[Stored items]
START

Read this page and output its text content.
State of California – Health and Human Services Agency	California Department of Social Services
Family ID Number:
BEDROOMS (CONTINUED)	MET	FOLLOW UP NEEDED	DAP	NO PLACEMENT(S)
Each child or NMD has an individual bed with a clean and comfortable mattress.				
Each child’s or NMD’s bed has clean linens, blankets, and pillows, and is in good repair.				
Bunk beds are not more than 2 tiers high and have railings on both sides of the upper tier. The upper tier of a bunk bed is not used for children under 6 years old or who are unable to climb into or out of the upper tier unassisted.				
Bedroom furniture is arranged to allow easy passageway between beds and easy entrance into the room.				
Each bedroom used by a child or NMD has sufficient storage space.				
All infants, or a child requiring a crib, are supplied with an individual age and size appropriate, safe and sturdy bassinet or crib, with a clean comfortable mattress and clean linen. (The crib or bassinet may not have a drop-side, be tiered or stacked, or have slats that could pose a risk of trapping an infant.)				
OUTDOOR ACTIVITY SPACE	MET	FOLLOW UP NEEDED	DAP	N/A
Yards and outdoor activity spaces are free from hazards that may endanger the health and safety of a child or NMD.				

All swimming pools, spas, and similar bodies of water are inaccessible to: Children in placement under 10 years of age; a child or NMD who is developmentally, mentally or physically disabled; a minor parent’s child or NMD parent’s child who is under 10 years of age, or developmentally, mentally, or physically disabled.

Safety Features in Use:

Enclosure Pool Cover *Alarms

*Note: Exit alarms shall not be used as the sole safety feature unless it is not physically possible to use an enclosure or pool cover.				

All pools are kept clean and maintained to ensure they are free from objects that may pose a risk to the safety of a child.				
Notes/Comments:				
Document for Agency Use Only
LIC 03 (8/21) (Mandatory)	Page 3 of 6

END

PROBLEM DETAILS: Filter the data for the string "beds" and copy every line that has it.

EXPECTED ANSWER:
Bunk beds are not more than 2 tiers high and have railings on both sides of the upper tier. The upper tier of a bunk bed is not used for children under 6 years old or who are unable to climb into or out of the upper tier unassisted.				
Bedroom furniture is arranged to allow easy passageway between beds and easy entrance into the room.				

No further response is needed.